- RECORDS TO PROCESS

+---+

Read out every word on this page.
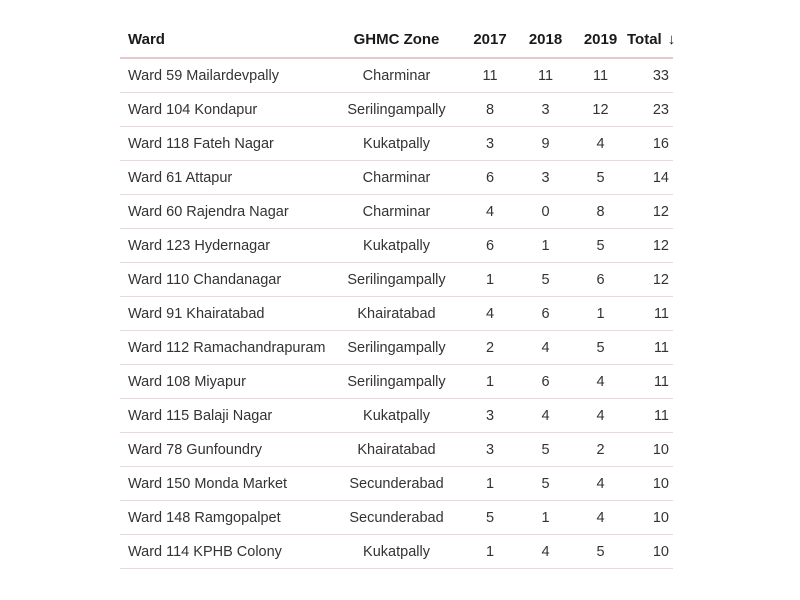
Ward	GHMC Zone	2017	2018	2019	Total ↓
Ward 59 Mailardevpally	Charminar	11	11	11	33
Ward 104 Kondapur	Serilingampally	8	3	12	23
Ward 118 Fateh Nagar	Kukatpally	3	9	4	16
Ward 61 Attapur	Charminar	6	3	5	14
Ward 60 Rajendra Nagar	Charminar	4	0	8	12
Ward 123 Hydernagar	Kukatpally	6	1	5	12
Ward 110 Chandanagar	Serilingampally	1	5	6	12
Ward 91 Khairatabad	Khairatabad	4	6	1	11
Ward 112 Ramachandrapuram	Serilingampally	2	4	5	11
Ward 108 Miyapur	Serilingampally	1	6	4	11
Ward 115 Balaji Nagar	Kukatpally	3	4	4	11
Ward 78 Gunfoundry	Khairatabad	3	5	2	10
Ward 150 Monda Market	Secunderabad	1	5	4	10
Ward 148 Ramgopalpet	Secunderabad	5	1	4	10
Ward 114 KPHB Colony	Kukatpally	1	4	5	10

+---+

- WRITTEN INSTRUCTION
Each entry shown above must be quoted exactly, with its pictures left out.

- EXPECTED ANSWER
Read out every word on this page.
Ward	GHMC Zone	2017	2018	2019	Total ↓
Ward 59 Mailardevpally	Charminar	11	11	11	33
Ward 104 Kondapur	Serilingampally	8	3	12	23
Ward 118 Fateh Nagar	Kukatpally	3	9	4	16
Ward 61 Attapur	Charminar	6	3	5	14
Ward 60 Rajendra Nagar	Charminar	4	0	8	12
Ward 123 Hydernagar	Kukatpally	6	1	5	12
Ward 110 Chandanagar	Serilingampally	1	5	6	12
Ward 91 Khairatabad	Khairatabad	4	6	1	11
Ward 112 Ramachandrapuram	Serilingampally	2	4	5	11
Ward 108 Miyapur	Serilingampally	1	6	4	11
Ward 115 Balaji Nagar	Kukatpally	3	4	4	11
Ward 78 Gunfoundry	Khairatabad	3	5	2	10
Ward 150 Monda Market	Secunderabad	1	5	4	10
Ward 148 Ramgopalpet	Secunderabad	5	1	4	10
Ward 114 KPHB Colony	Kukatpally	1	4	5	10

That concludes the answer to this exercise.